Tasks to complete:
A – From the article on the Nagorno-Karabakh conflict, extract the part that opens with the words containing "Nagorno-Karabakh region in" and closes with "in the 1960s.".
B – Copy the entries word for word from their very start through the line containing "wikipedia-tab[interactable]: W [690, 38, 720, 58]", including that line.

Passage provided:
========================================
War is always a tragedy. There are no winners in the war. Each side is losing something. As for the conflict between Armenia and Azerbaijan over Nagorno-Karabakh, there are two conflicting views on both sides, which should be considered in detail. I regularly follow the German media and often come up with a biased form of reporting on this subject, Asif Masimov writes in an article Argumentationen Armenien vs. Aserbaidschan for Freitag.de.
Nagorno-Karabakh region in the context of world order
Let’s start by defining the framework of the existing world order. These are the Westphalian system (1648), the Versailles system (1815), the Versailles-Washington system (1918), the system of international relations after Yalta and Potsdam (1945). Sometimes, the time after the end of the Cold War (1991) is also mentioned. In this context, it should be noted that the Caucasian republics first gained independence in May 1918 (Georgia on May 26, 1918, and Armenia and Azerbaijan on May 28, 1918). The annexation by the Red Army of these three Caucasian republics marked a new chapter in their history. All peoples suddenly became “brothers,” but the “friendship of peoples” turned out to be functional only until the Armenian nationalists made claims to Nagorno-Karabakh and Nakhichevan back in the 1960s.
========================================
Data shown:
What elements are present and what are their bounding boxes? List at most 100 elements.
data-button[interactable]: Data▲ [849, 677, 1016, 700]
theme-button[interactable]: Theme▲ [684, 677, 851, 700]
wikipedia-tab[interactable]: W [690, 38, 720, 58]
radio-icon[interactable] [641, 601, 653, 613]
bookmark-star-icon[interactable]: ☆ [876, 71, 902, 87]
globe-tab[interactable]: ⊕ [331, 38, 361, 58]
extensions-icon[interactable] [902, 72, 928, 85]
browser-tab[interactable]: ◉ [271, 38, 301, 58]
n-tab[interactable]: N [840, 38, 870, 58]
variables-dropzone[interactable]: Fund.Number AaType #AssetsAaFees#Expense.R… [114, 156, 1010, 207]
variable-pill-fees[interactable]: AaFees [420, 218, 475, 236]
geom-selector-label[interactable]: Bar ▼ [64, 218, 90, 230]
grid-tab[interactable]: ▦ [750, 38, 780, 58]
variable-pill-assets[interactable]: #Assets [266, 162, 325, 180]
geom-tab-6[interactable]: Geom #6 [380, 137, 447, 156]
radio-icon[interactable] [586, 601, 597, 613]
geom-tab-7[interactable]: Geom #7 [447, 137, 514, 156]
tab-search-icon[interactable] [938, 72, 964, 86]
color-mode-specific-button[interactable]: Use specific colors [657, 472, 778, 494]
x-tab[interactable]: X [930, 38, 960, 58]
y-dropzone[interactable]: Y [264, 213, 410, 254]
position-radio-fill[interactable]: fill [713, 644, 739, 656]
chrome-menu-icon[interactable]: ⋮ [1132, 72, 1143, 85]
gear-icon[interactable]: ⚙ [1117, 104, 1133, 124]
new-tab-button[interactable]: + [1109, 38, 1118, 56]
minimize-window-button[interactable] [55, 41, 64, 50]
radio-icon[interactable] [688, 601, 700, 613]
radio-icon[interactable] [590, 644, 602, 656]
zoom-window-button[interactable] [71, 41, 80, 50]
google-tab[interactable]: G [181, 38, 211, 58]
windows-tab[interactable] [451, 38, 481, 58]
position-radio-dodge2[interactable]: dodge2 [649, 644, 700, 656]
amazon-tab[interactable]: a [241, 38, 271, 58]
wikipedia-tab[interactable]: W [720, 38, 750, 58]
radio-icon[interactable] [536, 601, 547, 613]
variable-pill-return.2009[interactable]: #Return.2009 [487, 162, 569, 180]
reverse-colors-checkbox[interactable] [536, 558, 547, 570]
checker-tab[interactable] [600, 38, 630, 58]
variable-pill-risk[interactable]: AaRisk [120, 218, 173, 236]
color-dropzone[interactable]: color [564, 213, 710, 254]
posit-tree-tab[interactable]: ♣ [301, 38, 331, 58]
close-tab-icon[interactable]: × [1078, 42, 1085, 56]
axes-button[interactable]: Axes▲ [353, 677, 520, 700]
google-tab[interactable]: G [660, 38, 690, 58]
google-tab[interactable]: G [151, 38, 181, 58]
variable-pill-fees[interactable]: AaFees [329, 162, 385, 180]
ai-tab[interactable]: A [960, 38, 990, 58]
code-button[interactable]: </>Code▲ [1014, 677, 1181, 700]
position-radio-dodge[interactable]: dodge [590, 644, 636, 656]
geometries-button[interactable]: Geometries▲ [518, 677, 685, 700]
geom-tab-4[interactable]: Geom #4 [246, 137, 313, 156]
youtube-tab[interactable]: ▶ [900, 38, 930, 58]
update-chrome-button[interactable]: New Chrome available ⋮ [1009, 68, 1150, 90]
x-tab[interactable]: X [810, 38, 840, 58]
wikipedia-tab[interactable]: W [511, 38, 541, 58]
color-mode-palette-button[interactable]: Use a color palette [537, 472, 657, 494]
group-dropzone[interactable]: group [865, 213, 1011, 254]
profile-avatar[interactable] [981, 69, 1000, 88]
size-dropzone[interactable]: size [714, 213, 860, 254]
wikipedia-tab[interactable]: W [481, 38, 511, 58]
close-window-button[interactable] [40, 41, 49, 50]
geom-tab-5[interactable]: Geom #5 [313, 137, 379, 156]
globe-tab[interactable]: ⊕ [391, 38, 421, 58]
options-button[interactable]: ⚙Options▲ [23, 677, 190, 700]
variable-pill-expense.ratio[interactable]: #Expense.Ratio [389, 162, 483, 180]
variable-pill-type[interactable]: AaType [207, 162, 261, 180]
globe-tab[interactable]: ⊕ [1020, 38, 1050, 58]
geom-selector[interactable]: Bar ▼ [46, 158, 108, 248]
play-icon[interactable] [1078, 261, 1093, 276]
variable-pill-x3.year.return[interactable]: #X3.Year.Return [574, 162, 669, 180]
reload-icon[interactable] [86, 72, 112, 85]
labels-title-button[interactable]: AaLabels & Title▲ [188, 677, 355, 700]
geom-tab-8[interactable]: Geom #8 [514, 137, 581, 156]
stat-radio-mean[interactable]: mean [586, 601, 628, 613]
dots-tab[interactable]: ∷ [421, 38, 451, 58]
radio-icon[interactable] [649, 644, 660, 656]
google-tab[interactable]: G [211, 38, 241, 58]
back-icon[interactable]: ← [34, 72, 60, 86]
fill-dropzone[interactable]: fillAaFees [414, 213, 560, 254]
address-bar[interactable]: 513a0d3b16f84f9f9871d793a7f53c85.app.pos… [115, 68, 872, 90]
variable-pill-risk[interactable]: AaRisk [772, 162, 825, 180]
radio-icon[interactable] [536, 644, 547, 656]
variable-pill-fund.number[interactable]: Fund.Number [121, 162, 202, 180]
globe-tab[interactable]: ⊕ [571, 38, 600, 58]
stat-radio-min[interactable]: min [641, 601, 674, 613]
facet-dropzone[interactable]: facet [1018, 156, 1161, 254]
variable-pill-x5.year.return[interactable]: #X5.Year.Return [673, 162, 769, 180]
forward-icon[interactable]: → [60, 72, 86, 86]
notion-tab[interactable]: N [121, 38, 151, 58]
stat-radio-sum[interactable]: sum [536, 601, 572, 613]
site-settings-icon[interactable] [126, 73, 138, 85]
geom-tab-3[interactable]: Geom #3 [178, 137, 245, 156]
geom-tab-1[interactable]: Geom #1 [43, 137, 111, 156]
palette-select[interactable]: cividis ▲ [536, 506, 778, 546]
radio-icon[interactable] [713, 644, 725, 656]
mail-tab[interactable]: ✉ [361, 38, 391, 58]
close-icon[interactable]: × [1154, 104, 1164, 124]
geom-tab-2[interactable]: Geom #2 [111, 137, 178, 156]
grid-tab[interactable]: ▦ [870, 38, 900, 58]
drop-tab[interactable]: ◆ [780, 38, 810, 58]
========================================
Responses for each task:
A –
Nagorno-Karabakh region in the context of world order
Let’s start by defining the framework of the existing world order. These are the Westphalian system (1648), the Versailles system (1815), the Versailles-Washington system (1918), the system of international relations after Yalta and Potsdam (1945). Sometimes, the time after the end of the Cold War (1991) is also mentioned. In this context, it should be noted that the Caucasian republics first gained independence in May 1918 (Georgia on May 26, 1918, and Armenia and Azerbaijan on May 28, 1918). The annexation by the Red Army of these three Caucasian republics marked a new chapter in their history. All peoples suddenly became “brothers,” but the “friendship of peoples” turned out to be functional only until the Armenian nationalists made claims to Nagorno-Karabakh and Nakhichevan back in the 1960s.

B –
What elements are present and what are their bounding boxes? List at most 100 elements.
data-button[interactable]: Data▲ [849, 677, 1016, 700]
theme-button[interactable]: Theme▲ [684, 677, 851, 700]
wikipedia-tab[interactable]: W [690, 38, 720, 58]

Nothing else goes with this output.